> Tugas:
(A) Salin kembali bagian kutipan dokumen antara "Saya pernah membaca" dan "kesayangan zaman sekarang.", termasuk kedua ujungnya, lalu ganti "medan pertempuran" dengan "garis depan".
(B) Tolong sebutkan judul buku terbitan PKC yang disebut dalam kutipan dokumen.

> Kutipan Dokumen:
◇ ◇ ◇ ◇ ◇
Saya pernah membaca buku yang berjudul Mengirim Pasukan ke Korea, yang diterbitkan PKC. Tentu alasan sebenarnya telah ditutupi, tetapi dalam buku itu juga menceritakan keadaan yang sangat buruk dalam medan pertempuran, saya sendiri tidak berani membayangkan jika saya berada dalam keadaan seperti itu. Benar-benar tidak menghargai nyawa manusia, perlakuannya sangat jauh jika dibandingkan dengan hewan kesayangan zaman sekarang.

Paman saya berjuang menanggung kesengsaraan dan meronta dalam keadaan sulit, tapi akhirnya nyawanya juga tidak bisa terselamatkan. Meski pengorbanannya sedemikian besar, tetap saja tidak bisa membawakan kebahagiaan bagi rakyat Korut.  Suatu pengorbanan yang sia-sia!
◇ ◇ ◇ ◇ ◇
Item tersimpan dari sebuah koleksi
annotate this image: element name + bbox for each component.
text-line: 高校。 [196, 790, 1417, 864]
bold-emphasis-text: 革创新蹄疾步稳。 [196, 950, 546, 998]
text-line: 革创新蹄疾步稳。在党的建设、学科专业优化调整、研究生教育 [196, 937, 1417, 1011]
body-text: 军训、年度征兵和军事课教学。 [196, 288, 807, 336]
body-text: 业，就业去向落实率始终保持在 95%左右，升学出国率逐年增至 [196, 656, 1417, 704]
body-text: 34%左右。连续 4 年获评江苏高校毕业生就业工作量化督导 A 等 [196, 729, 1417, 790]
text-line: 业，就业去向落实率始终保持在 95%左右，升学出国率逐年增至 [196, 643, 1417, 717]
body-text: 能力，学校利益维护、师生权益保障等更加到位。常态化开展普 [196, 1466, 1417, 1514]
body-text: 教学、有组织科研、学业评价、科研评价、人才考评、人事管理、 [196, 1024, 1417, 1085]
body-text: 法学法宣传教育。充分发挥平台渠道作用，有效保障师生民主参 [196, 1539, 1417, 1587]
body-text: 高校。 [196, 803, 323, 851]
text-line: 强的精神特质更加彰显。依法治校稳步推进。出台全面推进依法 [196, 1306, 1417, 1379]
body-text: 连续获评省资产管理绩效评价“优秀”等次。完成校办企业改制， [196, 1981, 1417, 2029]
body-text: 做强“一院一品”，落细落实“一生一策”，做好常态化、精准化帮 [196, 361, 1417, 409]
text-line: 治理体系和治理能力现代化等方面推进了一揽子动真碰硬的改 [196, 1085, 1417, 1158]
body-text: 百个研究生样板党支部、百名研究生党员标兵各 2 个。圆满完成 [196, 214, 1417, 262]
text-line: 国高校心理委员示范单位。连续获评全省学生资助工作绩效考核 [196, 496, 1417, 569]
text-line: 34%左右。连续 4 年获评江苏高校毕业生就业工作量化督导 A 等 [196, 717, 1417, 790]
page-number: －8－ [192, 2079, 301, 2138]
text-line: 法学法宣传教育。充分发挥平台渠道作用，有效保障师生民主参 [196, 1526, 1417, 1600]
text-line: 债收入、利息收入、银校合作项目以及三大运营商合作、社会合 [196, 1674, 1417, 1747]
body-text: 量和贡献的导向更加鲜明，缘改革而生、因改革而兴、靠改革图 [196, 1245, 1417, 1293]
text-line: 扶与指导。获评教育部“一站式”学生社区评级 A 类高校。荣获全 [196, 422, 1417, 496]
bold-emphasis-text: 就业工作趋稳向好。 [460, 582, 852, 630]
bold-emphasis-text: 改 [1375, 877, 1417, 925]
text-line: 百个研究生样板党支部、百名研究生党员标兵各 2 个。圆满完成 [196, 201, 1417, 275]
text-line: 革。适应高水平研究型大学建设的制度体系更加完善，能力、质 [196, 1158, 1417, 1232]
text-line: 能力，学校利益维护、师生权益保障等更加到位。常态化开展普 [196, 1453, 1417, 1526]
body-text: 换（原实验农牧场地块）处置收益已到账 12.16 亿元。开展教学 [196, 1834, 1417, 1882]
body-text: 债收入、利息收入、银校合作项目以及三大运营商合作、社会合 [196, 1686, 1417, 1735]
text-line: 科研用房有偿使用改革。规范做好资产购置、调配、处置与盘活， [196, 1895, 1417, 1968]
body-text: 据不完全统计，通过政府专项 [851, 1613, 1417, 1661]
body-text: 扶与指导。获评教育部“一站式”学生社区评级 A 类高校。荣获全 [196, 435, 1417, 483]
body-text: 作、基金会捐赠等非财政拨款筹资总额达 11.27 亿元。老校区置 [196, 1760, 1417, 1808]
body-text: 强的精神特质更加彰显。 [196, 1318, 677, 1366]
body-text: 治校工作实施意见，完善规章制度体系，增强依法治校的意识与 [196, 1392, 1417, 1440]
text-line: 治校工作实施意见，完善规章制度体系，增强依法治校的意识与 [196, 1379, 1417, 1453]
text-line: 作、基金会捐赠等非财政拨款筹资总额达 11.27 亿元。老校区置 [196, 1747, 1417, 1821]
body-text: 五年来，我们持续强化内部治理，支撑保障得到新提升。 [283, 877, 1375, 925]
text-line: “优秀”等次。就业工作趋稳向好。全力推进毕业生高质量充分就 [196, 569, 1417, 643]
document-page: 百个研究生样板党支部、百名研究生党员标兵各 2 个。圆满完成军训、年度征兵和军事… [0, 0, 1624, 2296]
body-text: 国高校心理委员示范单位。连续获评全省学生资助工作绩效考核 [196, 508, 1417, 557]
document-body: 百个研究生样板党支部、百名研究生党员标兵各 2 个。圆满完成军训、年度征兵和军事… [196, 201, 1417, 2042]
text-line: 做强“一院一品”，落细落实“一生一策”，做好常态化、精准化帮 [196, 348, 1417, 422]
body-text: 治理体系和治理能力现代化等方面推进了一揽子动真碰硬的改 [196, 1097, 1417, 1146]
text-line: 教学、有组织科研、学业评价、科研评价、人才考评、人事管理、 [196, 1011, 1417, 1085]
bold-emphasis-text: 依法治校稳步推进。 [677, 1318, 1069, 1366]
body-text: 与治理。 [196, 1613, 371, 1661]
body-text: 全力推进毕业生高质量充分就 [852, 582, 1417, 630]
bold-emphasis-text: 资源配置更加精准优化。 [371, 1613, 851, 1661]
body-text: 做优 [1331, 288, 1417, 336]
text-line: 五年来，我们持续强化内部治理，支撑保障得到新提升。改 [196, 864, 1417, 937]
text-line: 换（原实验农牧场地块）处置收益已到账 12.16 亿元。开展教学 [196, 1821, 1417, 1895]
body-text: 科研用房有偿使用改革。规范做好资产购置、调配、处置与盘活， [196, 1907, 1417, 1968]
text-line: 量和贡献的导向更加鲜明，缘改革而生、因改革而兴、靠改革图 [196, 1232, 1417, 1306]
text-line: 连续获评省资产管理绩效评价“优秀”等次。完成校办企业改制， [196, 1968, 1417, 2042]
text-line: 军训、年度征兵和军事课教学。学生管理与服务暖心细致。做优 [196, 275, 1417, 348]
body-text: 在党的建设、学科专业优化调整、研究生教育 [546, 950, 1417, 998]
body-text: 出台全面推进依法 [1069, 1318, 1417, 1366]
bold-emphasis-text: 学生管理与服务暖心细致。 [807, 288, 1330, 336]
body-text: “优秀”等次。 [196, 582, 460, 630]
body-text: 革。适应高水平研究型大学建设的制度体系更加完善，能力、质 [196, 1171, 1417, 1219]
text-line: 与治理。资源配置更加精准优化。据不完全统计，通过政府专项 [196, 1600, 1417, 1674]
◇ ◇ ◇ ◇ ◇
> Jawaban di bawah:
(A)
Saya pernah membaca buku yang berjudul Mengirim Pasukan ke Korea, yang diterbitkan PKC. Tentu alasan sebenarnya telah ditutupi, tetapi dalam buku itu juga menceritakan keadaan yang sangat buruk dalam garis depan, saya sendiri tidak berani membayangkan jika saya berada dalam keadaan seperti itu. Benar-benar tidak menghargai nyawa manusia, perlakuannya sangat jauh jika dibandingkan dengan hewan kesayangan zaman sekarang.

(B) Mengirim Pasukan ke Korea.